Challenge: Gather every line below where "commercial" appears.

Record list:
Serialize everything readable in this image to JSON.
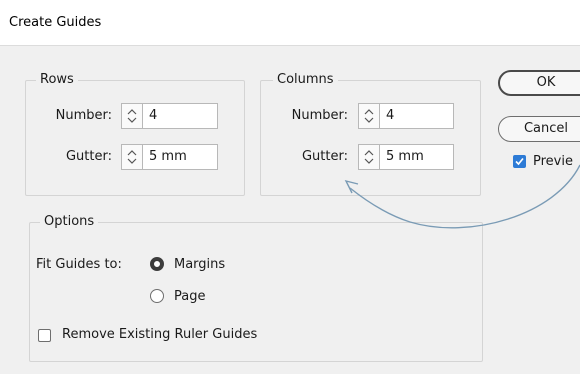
{
  "dialog": {
    "title": "Create Guides"
  },
  "rows": {
    "legend": "Rows",
    "number_label": "Number:",
    "number_value": "4",
    "gutter_label": "Gutter:",
    "gutter_value": "5 mm"
  },
  "columns": {
    "legend": "Columns",
    "number_label": "Number:",
    "number_value": "4",
    "gutter_label": "Gutter:",
    "gutter_value": "5 mm"
  },
  "options": {
    "legend": "Options",
    "fit_label": "Fit Guides to:",
    "fit_options": [
      {
        "label": "Margins",
        "selected": true
      },
      {
        "label": "Page",
        "selected": false
      }
    ],
    "remove_label": "Remove Existing Ruler Guides",
    "remove_checked": false
  },
  "buttons": {
    "ok_label": "OK",
    "cancel_label": "Cancel"
  },
  "preview": {
    "label": "Previe",
    "checked": true
  },
  "colors": {
    "accent": "#2d7bd6",
    "arrow": "#7a9bb5"
  },
  "icons": {
    "stepper": "up-down-chevron-icon",
    "check": "checkmark-icon",
    "arrow": "curved-arrow-annotation-icon"
  }
}
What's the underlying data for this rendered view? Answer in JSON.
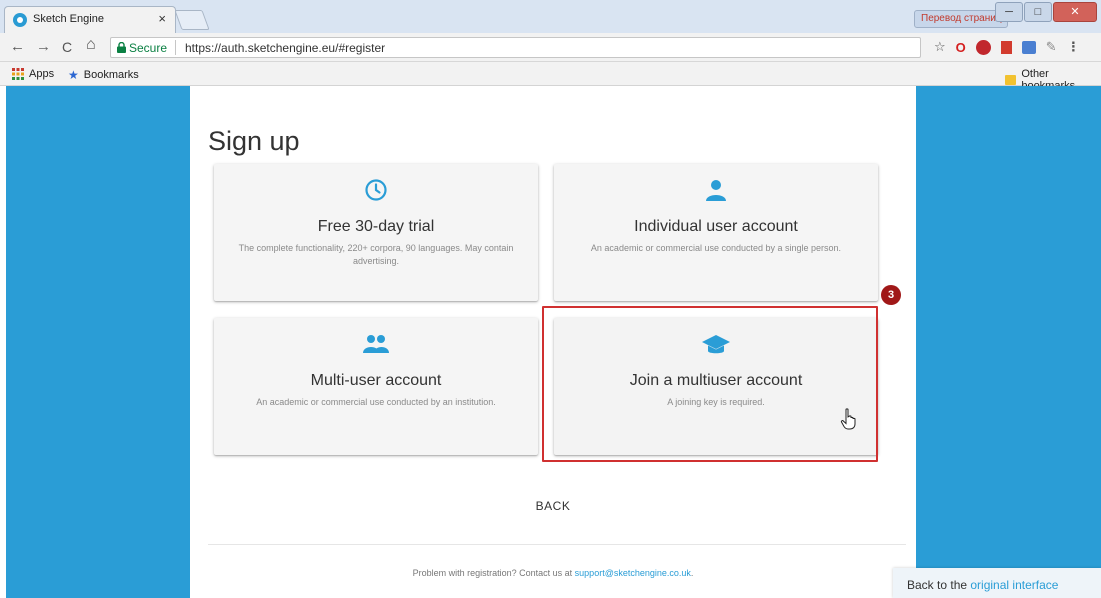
{
  "browser": {
    "tab_title": "Sketch Engine",
    "tab_close": "×",
    "extension_label": "Перевод страницы",
    "window_controls": [
      "─",
      "□",
      "✕"
    ],
    "nav": {
      "back": "←",
      "forward": "→",
      "reload": "C",
      "home": "⌂"
    },
    "secure_label": "Secure",
    "url": "https://auth.sketchengine.eu/#register",
    "bookmarks": {
      "apps": "Apps",
      "bookmarks": "Bookmarks",
      "other": "Other bookmarks"
    }
  },
  "page": {
    "title": "Sign up",
    "cards": [
      {
        "icon": "clock-icon",
        "title": "Free 30-day trial",
        "desc": "The complete functionality, 220+ corpora, 90 languages. May contain advertising."
      },
      {
        "icon": "person-icon",
        "title": "Individual user account",
        "desc": "An academic or commercial use conducted by a single person."
      },
      {
        "icon": "people-icon",
        "title": "Multi-user account",
        "desc": "An academic or commercial use conducted by an institution."
      },
      {
        "icon": "graduation-cap-icon",
        "title": "Join a multiuser account",
        "desc": "A joining key is required."
      }
    ],
    "step_badge": "3",
    "back_label": "BACK",
    "footer_text": "Problem with registration? Contact us at ",
    "footer_email": "support@sketchengine.co.uk",
    "footer_end": ".",
    "orig_prefix": "Back to the ",
    "orig_link": "original interface"
  },
  "colors": {
    "accent": "#2a9dd6",
    "highlight": "#d03030",
    "badge": "#a01818"
  }
}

Result of the task:
        "desc": "An academic or commercial use conducted by a single person."
        "desc": "An academic or commercial use conducted by an institution."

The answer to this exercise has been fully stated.